→ Your goal: Transcribe all of the records word for word, but omit the pictures.
— Start of Entries shown —
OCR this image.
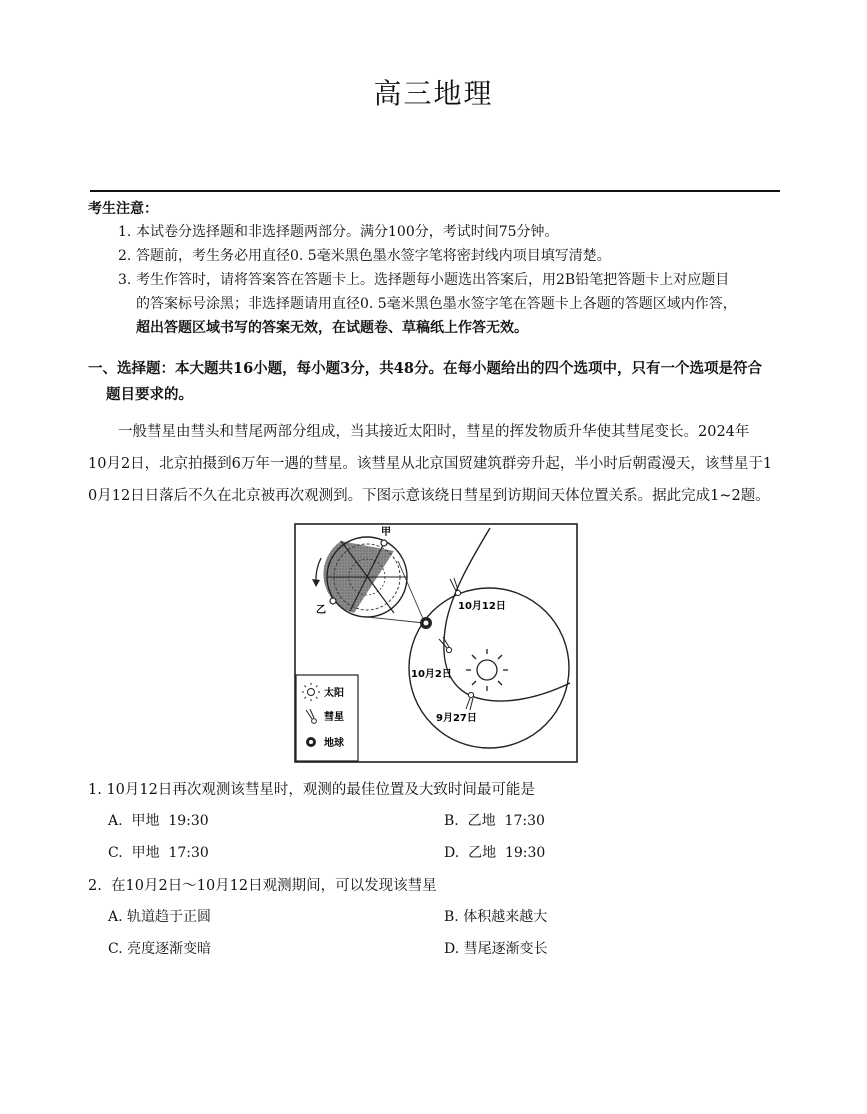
高三地理
考生注意：
1. 本试卷分选择题和非选择题两部分。满分100分，考试时间75分钟。
2. 答题前，考生务必用直径0. 5毫米黑色墨水签字笔将密封线内项目填写清楚。
3. 考生作答时，请将答案答在答题卡上。选择题每小题选出答案后，用2B铅笔把答题卡上对应题目
的答案标号涂黑；非选择题请用直径0. 5毫米黑色墨水签字笔在答题卡上各题的答题区域内作答，
超出答题区域书写的答案无效，在试题卷、草稿纸上作答无效。
一、选择题：本大题共16小题，每小题3分，共48分。在每小题给出的四个选项中，只有一个选项是符合
题目要求的。

一般彗星由彗头和彗尾两部分组成，当其接近太阳时，彗星的挥发物质升华使其彗尾变长。2024年

10月2日，北京拍摄到6万年一遇的彗星。该彗星从北京国贸建筑群旁升起，半小时后朝霞漫天，该彗星于1
0月12日日落后不久在北京被再次观测到。下图示意该绕日彗星到访期间天体位置关系。据此完成1~2题。
甲
乙	10月12日
10月2日
9月27日
太阳
彗星
地球
1. 10月12日再次观测该彗星时，观测的最佳位置及大致时间最可能是
A. 甲地  19:30	B. 乙地  17:30
C. 甲地  17:30	D. 乙地  19:30
2.  在10月2日～10月12日观测期间，可以发现该彗星
A. 轨道趋于正圆	B. 体积越来越大
C. 亮度逐渐变暗	D. 彗尾逐渐变长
— End of Entries shown —
→ Expected answer:
OCR this image.
高三地理
考生注意：
1. 本试卷分选择题和非选择题两部分。满分100分，考试时间75分钟。
2. 答题前，考生务必用直径0. 5毫米黑色墨水签字笔将密封线内项目填写清楚。
3. 考生作答时，请将答案答在答题卡上。选择题每小题选出答案后，用2B铅笔把答题卡上对应题目
的答案标号涂黑；非选择题请用直径0. 5毫米黑色墨水签字笔在答题卡上各题的答题区域内作答，
超出答题区域书写的答案无效，在试题卷、草稿纸上作答无效。
一、选择题：本大题共16小题，每小题3分，共48分。在每小题给出的四个选项中，只有一个选项是符合
题目要求的。

一般彗星由彗头和彗尾两部分组成，当其接近太阳时，彗星的挥发物质升华使其彗尾变长。2024年

10月2日，北京拍摄到6万年一遇的彗星。该彗星从北京国贸建筑群旁升起，半小时后朝霞漫天，该彗星于1
0月12日日落后不久在北京被再次观测到。下图示意该绕日彗星到访期间天体位置关系。据此完成1~2题。
甲
乙	10月12日
10月2日
9月27日
太阳
彗星
地球
1. 10月12日再次观测该彗星时，观测的最佳位置及大致时间最可能是
A. 甲地  19:30	B. 乙地  17:30
C. 甲地  17:30	D. 乙地  19:30
2.  在10月2日～10月12日观测期间，可以发现该彗星
A. 轨道趋于正圆	B. 体积越来越大
C. 亮度逐渐变暗	D. 彗尾逐渐变长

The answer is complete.